§ Task details:
Go through the listing beneath this task and return every line that carries the string "Italy".

§ Material shown:

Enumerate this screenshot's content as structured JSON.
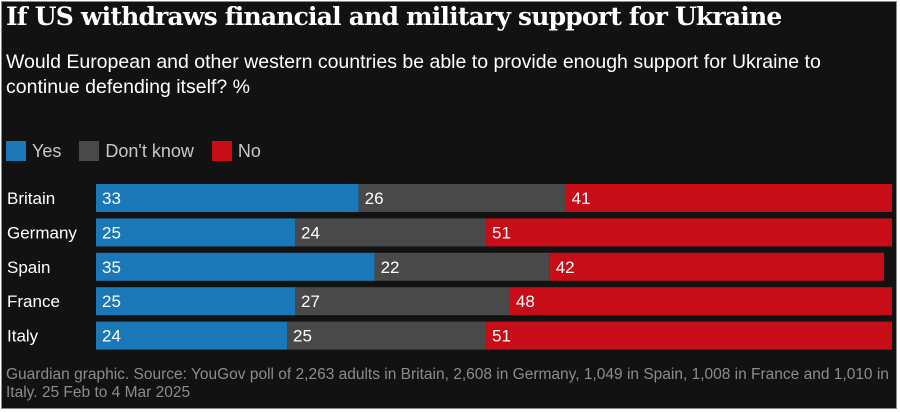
{
  "chart_data": {
    "type": "bar",
    "orientation": "horizontal",
    "stacked": true,
    "title": "If US withdraws financial and military support for Ukraine",
    "subtitle": "Would European and other western countries be able to provide enough support for Ukraine to continue defending itself? %",
    "categories": [
      "Britain",
      "Germany",
      "Spain",
      "France",
      "Italy"
    ],
    "series": [
      {
        "name": "Yes",
        "color": "#1a77b8",
        "values": [
          33,
          25,
          35,
          25,
          24
        ]
      },
      {
        "name": "Don't know",
        "color": "#494949",
        "values": [
          26,
          24,
          22,
          27,
          25
        ]
      },
      {
        "name": "No",
        "color": "#c70e18",
        "values": [
          41,
          51,
          42,
          48,
          51
        ]
      }
    ],
    "xlim": [
      0,
      100
    ],
    "legend_position": "top-left",
    "grid": false,
    "source": "Guardian graphic. Source: YouGov poll of 2,263 adults in Britain, 2,608 in Germany, 1,049 in Spain, 1,008 in France and 1,010 in Italy. 25 Feb to 4 Mar 2025"
  }
}
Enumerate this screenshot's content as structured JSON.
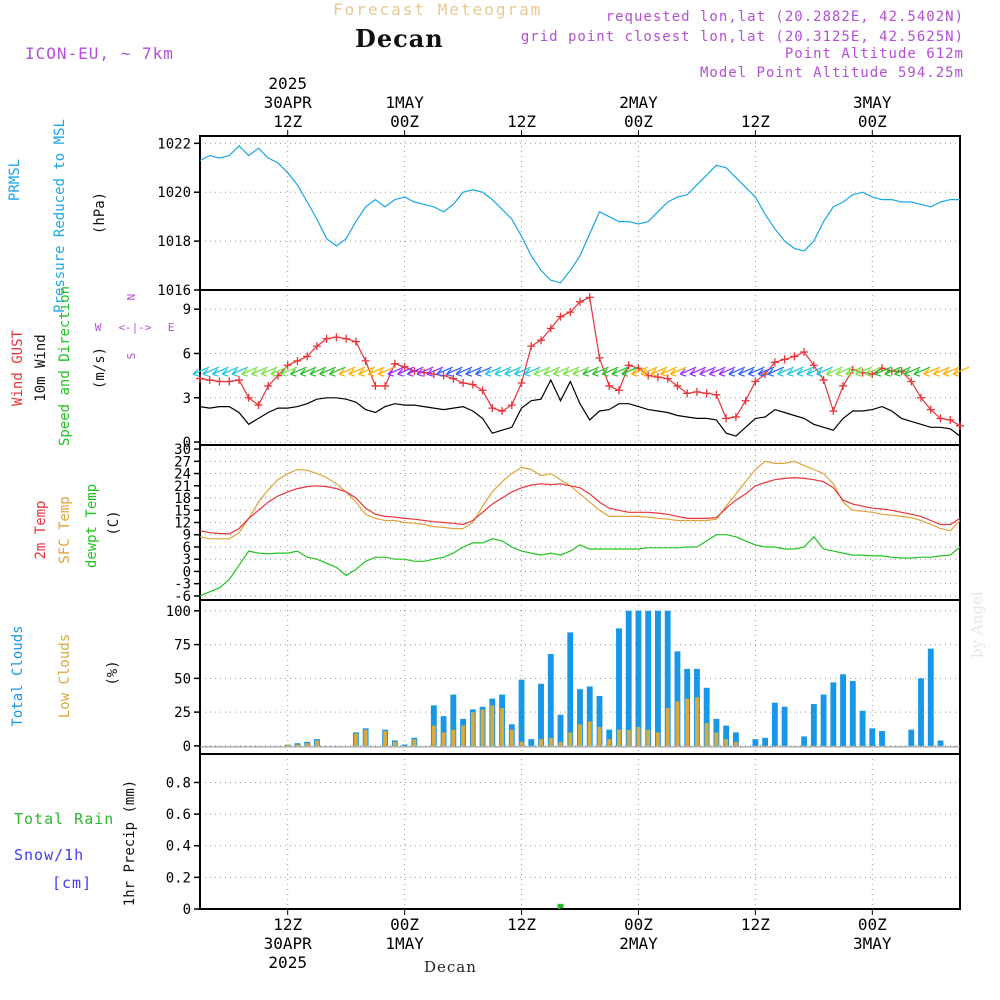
{
  "header": {
    "title": "Forecast Meteogram",
    "location": "Decan",
    "model": "ICON-EU, ~ 7km",
    "requested": "requested lon,lat (20.2882E, 42.5402N)",
    "gridpoint": "grid point closest lon,lat (20.3125E, 42.5625N)",
    "point_altitude": "Point Altitude 612m",
    "model_altitude": "Model Point Altitude 594.25m",
    "credit": "by Angel",
    "footer_location": "Decan"
  },
  "panel_labels": {
    "pressure": [
      "PRMSL",
      "Pressure Reduced to MSL",
      "(hPa)"
    ],
    "wind": [
      "Wind GUST",
      "10m Wind",
      "Speed and Direction",
      "(m/s)"
    ],
    "compass": {
      "n": "N",
      "s": "S",
      "w": "W",
      "e": "E"
    },
    "temp": [
      "2m Temp",
      "SFC Temp",
      "dewpt Temp",
      "(C)"
    ],
    "clouds": [
      "Total Clouds",
      "Low Clouds",
      "(%)"
    ],
    "precip": [
      "Total  Rain",
      "Snow/1h",
      "[cm]",
      "1hr Precip (mm)"
    ]
  },
  "colors": {
    "pressure": "#1aa6e8",
    "gust": "#e8343a",
    "wind": "#000000",
    "temp2m": "#e8343a",
    "sfc": "#e0a33a",
    "dewpt": "#22c322",
    "total_clouds": "#1797e6",
    "low_clouds": "#d8ab3c",
    "rain": "#2eb82e",
    "snow": "#3d3df0",
    "compass": "#b44fd6"
  },
  "chart_data": {
    "type": "line",
    "x_unit": "hours since 2025-04-30 00Z",
    "x_range": [
      3,
      81
    ],
    "time_ticks": [
      {
        "h": 12,
        "top": [
          "2025",
          "30APR",
          "12Z"
        ],
        "bottom": [
          "12Z",
          "30APR",
          "2025"
        ]
      },
      {
        "h": 24,
        "top": [
          "1MAY",
          "00Z"
        ],
        "bottom": [
          "00Z",
          "1MAY"
        ]
      },
      {
        "h": 36,
        "top": [
          "12Z"
        ],
        "bottom": [
          "12Z"
        ]
      },
      {
        "h": 48,
        "top": [
          "2MAY",
          "00Z"
        ],
        "bottom": [
          "00Z",
          "2MAY"
        ]
      },
      {
        "h": 60,
        "top": [
          "12Z"
        ],
        "bottom": [
          "12Z"
        ]
      },
      {
        "h": 72,
        "top": [
          "3MAY",
          "00Z"
        ],
        "bottom": [
          "00Z",
          "3MAY"
        ]
      }
    ],
    "pressure": {
      "ylim": [
        1016,
        1022.3
      ],
      "yticks": [
        1016,
        1018,
        1020,
        1022
      ],
      "x": [
        3,
        4,
        5,
        6,
        7,
        8,
        9,
        10,
        11,
        12,
        13,
        14,
        15,
        16,
        17,
        18,
        19,
        20,
        21,
        22,
        23,
        24,
        25,
        26,
        27,
        28,
        29,
        30,
        31,
        32,
        33,
        34,
        35,
        36,
        37,
        38,
        39,
        40,
        41,
        42,
        43,
        44,
        45,
        46,
        47,
        48,
        49,
        50,
        51,
        52,
        53,
        54,
        55,
        56,
        57,
        58,
        59,
        60,
        61,
        62,
        63,
        64,
        65,
        66,
        67,
        68,
        69,
        70,
        71,
        72,
        73,
        74,
        75,
        76,
        77,
        78,
        79,
        80,
        81
      ],
      "values": [
        1021.3,
        1021.5,
        1021.4,
        1021.5,
        1021.9,
        1021.5,
        1021.8,
        1021.4,
        1021.2,
        1020.8,
        1020.3,
        1019.6,
        1018.9,
        1018.1,
        1017.8,
        1018.1,
        1018.8,
        1019.4,
        1019.7,
        1019.4,
        1019.7,
        1019.8,
        1019.6,
        1019.5,
        1019.4,
        1019.2,
        1019.5,
        1020.0,
        1020.1,
        1020.0,
        1019.7,
        1019.3,
        1018.9,
        1018.2,
        1017.4,
        1016.8,
        1016.4,
        1016.3,
        1016.8,
        1017.4,
        1018.3,
        1019.2,
        1019.0,
        1018.8,
        1018.8,
        1018.7,
        1018.8,
        1019.2,
        1019.6,
        1019.8,
        1019.9,
        1020.3,
        1020.7,
        1021.1,
        1021.0,
        1020.6,
        1020.2,
        1019.8,
        1019.1,
        1018.5,
        1018.0,
        1017.7,
        1017.6,
        1018.0,
        1018.8,
        1019.4,
        1019.6,
        1019.9,
        1020.0,
        1019.8,
        1019.7,
        1019.7,
        1019.6,
        1019.6,
        1019.5,
        1019.4,
        1019.6,
        1019.7,
        1019.7
      ]
    },
    "wind": {
      "ylim": [
        -0.2,
        10.3
      ],
      "yticks": [
        0,
        3,
        6,
        9
      ],
      "x": [
        3,
        4,
        5,
        6,
        7,
        8,
        9,
        10,
        11,
        12,
        13,
        14,
        15,
        16,
        17,
        18,
        19,
        20,
        21,
        22,
        23,
        24,
        25,
        26,
        27,
        28,
        29,
        30,
        31,
        32,
        33,
        34,
        35,
        36,
        37,
        38,
        39,
        40,
        41,
        42,
        43,
        44,
        45,
        46,
        47,
        48,
        49,
        50,
        51,
        52,
        53,
        54,
        55,
        56,
        57,
        58,
        59,
        60,
        61,
        62,
        63,
        64,
        65,
        66,
        67,
        68,
        69,
        70,
        71,
        72,
        73,
        74,
        75,
        76,
        77,
        78,
        79,
        80,
        81
      ],
      "gust": [
        4.3,
        4.2,
        4.1,
        4.1,
        4.2,
        3.0,
        2.5,
        3.8,
        4.5,
        5.2,
        5.5,
        5.8,
        6.5,
        7.0,
        7.1,
        7.0,
        6.8,
        5.5,
        3.8,
        3.8,
        5.3,
        5.1,
        4.8,
        4.7,
        4.6,
        4.5,
        4.3,
        4.0,
        3.9,
        3.5,
        2.3,
        2.1,
        2.5,
        4.0,
        6.5,
        6.9,
        7.7,
        8.5,
        8.8,
        9.5,
        9.8,
        5.7,
        3.8,
        3.5,
        5.2,
        5.0,
        4.5,
        4.4,
        4.3,
        3.8,
        3.3,
        3.4,
        3.3,
        3.2,
        1.6,
        1.7,
        2.8,
        4.1,
        4.6,
        5.4,
        5.6,
        5.8,
        6.1,
        5.2,
        4.2,
        2.1,
        3.8,
        4.9,
        4.7,
        4.6,
        5.0,
        4.8,
        4.8,
        4.1,
        3.0,
        2.2,
        1.6,
        1.5,
        1.1
      ],
      "speed": [
        2.4,
        2.3,
        2.4,
        2.4,
        2.0,
        1.2,
        1.6,
        2.0,
        2.3,
        2.3,
        2.4,
        2.6,
        2.9,
        3.0,
        3.0,
        2.9,
        2.7,
        2.2,
        2.0,
        2.4,
        2.6,
        2.5,
        2.5,
        2.4,
        2.3,
        2.2,
        2.3,
        2.4,
        2.1,
        1.6,
        0.6,
        0.8,
        1.0,
        2.3,
        2.8,
        2.9,
        4.2,
        2.8,
        4.1,
        2.6,
        1.5,
        2.1,
        2.2,
        2.6,
        2.6,
        2.4,
        2.2,
        2.1,
        2.0,
        1.8,
        1.7,
        1.6,
        1.6,
        1.5,
        0.6,
        0.4,
        1.0,
        1.6,
        1.7,
        2.2,
        2.0,
        1.8,
        1.6,
        1.2,
        1.0,
        0.8,
        1.6,
        2.1,
        2.1,
        2.2,
        2.4,
        2.1,
        1.6,
        1.4,
        1.2,
        1.0,
        1.0,
        0.9,
        0.4
      ]
    },
    "temp": {
      "ylim": [
        -7,
        31
      ],
      "yticks": [
        -6,
        -3,
        0,
        3,
        6,
        9,
        12,
        15,
        18,
        21,
        24,
        27,
        30
      ],
      "x": [
        3,
        4,
        5,
        6,
        7,
        8,
        9,
        10,
        11,
        12,
        13,
        14,
        15,
        16,
        17,
        18,
        19,
        20,
        21,
        22,
        23,
        24,
        25,
        26,
        27,
        28,
        29,
        30,
        31,
        32,
        33,
        34,
        35,
        36,
        37,
        38,
        39,
        40,
        41,
        42,
        43,
        44,
        45,
        46,
        47,
        48,
        49,
        50,
        51,
        52,
        53,
        54,
        55,
        56,
        57,
        58,
        59,
        60,
        61,
        62,
        63,
        64,
        65,
        66,
        67,
        68,
        69,
        70,
        71,
        72,
        73,
        74,
        75,
        76,
        77,
        78,
        79,
        80,
        81
      ],
      "t2m": [
        10.0,
        9.5,
        9.3,
        9.2,
        10.5,
        13.0,
        15.0,
        17.0,
        18.5,
        19.5,
        20.3,
        20.8,
        21.0,
        20.8,
        20.3,
        19.5,
        18.0,
        15.5,
        14.0,
        13.5,
        13.3,
        13.0,
        12.8,
        12.5,
        12.2,
        12.0,
        11.8,
        11.5,
        12.5,
        14.5,
        16.5,
        18.0,
        19.5,
        20.5,
        21.2,
        21.5,
        21.3,
        21.5,
        21.0,
        20.5,
        19.0,
        17.0,
        15.5,
        15.0,
        14.5,
        14.5,
        14.5,
        14.3,
        14.0,
        13.5,
        13.0,
        13.0,
        13.0,
        13.2,
        15.5,
        17.5,
        19.0,
        21.0,
        21.8,
        22.5,
        22.8,
        23.0,
        22.8,
        22.5,
        22.0,
        20.5,
        17.5,
        16.5,
        16.0,
        15.5,
        15.3,
        15.0,
        14.5,
        14.0,
        13.5,
        12.5,
        11.5,
        11.5,
        13.0
      ],
      "sfc": [
        8.5,
        8.0,
        8.0,
        8.0,
        9.5,
        13.0,
        17.0,
        20.0,
        22.5,
        24.0,
        25.0,
        24.8,
        24.0,
        23.0,
        21.5,
        19.5,
        17.0,
        14.0,
        13.0,
        12.5,
        12.5,
        12.0,
        11.8,
        11.5,
        11.0,
        10.8,
        10.5,
        10.5,
        12.0,
        16.0,
        19.5,
        22.0,
        24.0,
        25.5,
        25.0,
        23.5,
        24.0,
        22.5,
        21.0,
        19.0,
        17.0,
        15.0,
        13.5,
        13.5,
        13.5,
        13.5,
        13.3,
        13.0,
        12.8,
        12.5,
        12.5,
        12.5,
        12.5,
        12.8,
        16.0,
        19.0,
        22.0,
        25.0,
        27.0,
        26.5,
        26.5,
        27.0,
        26.0,
        25.0,
        24.0,
        21.5,
        17.0,
        15.0,
        14.8,
        14.5,
        14.0,
        13.8,
        13.5,
        13.2,
        12.5,
        11.5,
        10.5,
        10.0,
        12.5
      ],
      "dewpt": [
        -6.0,
        -5.0,
        -4.0,
        -2.0,
        1.5,
        5.0,
        4.5,
        4.3,
        4.5,
        4.5,
        5.0,
        3.5,
        3.0,
        2.0,
        1.0,
        -1.0,
        0.5,
        2.5,
        3.5,
        3.5,
        3.0,
        3.0,
        2.5,
        2.5,
        3.0,
        3.5,
        4.5,
        6.0,
        7.0,
        7.0,
        8.0,
        7.5,
        6.0,
        5.0,
        4.5,
        4.0,
        4.5,
        4.0,
        5.0,
        6.5,
        5.5,
        5.5,
        5.5,
        5.5,
        5.5,
        5.5,
        5.8,
        5.8,
        5.8,
        5.8,
        6.0,
        6.0,
        7.5,
        9.0,
        9.0,
        8.5,
        7.5,
        6.5,
        6.0,
        6.0,
        5.5,
        5.5,
        6.0,
        8.5,
        5.5,
        5.0,
        4.5,
        4.0,
        4.0,
        3.8,
        3.8,
        3.5,
        3.3,
        3.3,
        3.5,
        3.5,
        3.8,
        4.0,
        6.0
      ]
    },
    "clouds": {
      "ylim": [
        -6,
        108
      ],
      "yticks": [
        0,
        25,
        50,
        75,
        100
      ],
      "x": [
        3,
        4,
        5,
        6,
        7,
        8,
        9,
        10,
        11,
        12,
        13,
        14,
        15,
        16,
        17,
        18,
        19,
        20,
        21,
        22,
        23,
        24,
        25,
        26,
        27,
        28,
        29,
        30,
        31,
        32,
        33,
        34,
        35,
        36,
        37,
        38,
        39,
        40,
        41,
        42,
        43,
        44,
        45,
        46,
        47,
        48,
        49,
        50,
        51,
        52,
        53,
        54,
        55,
        56,
        57,
        58,
        59,
        60,
        61,
        62,
        63,
        64,
        65,
        66,
        67,
        68,
        69,
        70,
        71,
        72,
        73,
        74,
        75,
        76,
        77,
        78,
        79,
        80,
        81
      ],
      "total": [
        0,
        0,
        0,
        0,
        0,
        0,
        0,
        0,
        0,
        1,
        2,
        3,
        5,
        0,
        0,
        0,
        10,
        13,
        0,
        12,
        4,
        1,
        6,
        0,
        30,
        22,
        38,
        20,
        27,
        29,
        35,
        38,
        16,
        49,
        5,
        46,
        68,
        23,
        84,
        42,
        44,
        37,
        12,
        87,
        100,
        100,
        100,
        100,
        100,
        70,
        57,
        57,
        43,
        20,
        15,
        10,
        0,
        5,
        6,
        32,
        29,
        0,
        7,
        31,
        38,
        47,
        53,
        48,
        26,
        13,
        11,
        0,
        0,
        12,
        50,
        72,
        4,
        0,
        0
      ],
      "low": [
        0,
        0,
        0,
        0,
        0,
        0,
        0,
        0,
        0,
        1,
        1,
        2,
        4,
        0,
        0,
        0,
        9,
        12,
        0,
        11,
        3,
        0,
        5,
        0,
        15,
        10,
        12,
        15,
        25,
        27,
        30,
        28,
        12,
        3,
        0,
        5,
        6,
        3,
        10,
        16,
        18,
        14,
        5,
        12,
        12,
        14,
        12,
        10,
        28,
        33,
        35,
        36,
        17,
        10,
        5,
        3,
        0,
        0,
        0,
        0,
        0,
        0,
        0,
        0,
        0,
        0,
        0,
        0,
        0,
        0,
        0,
        0,
        0,
        0,
        0,
        0,
        0,
        0,
        0
      ]
    },
    "precip": {
      "ylim": [
        0,
        0.98
      ],
      "yticks": [
        0,
        0.2,
        0.4,
        0.6,
        0.8
      ],
      "rain": [
        {
          "h": 40,
          "v": 0.02
        }
      ],
      "snow": []
    }
  }
}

§ Task solution:
      "Italy"
    "source": "Guardian graphic. Source: YouGov poll of 2,263 adults in Britain, 2,608 in Germany, 1,049 in Spain, 1,008 in France and 1,010 in Italy. 25 Feb to 4 Mar 2025"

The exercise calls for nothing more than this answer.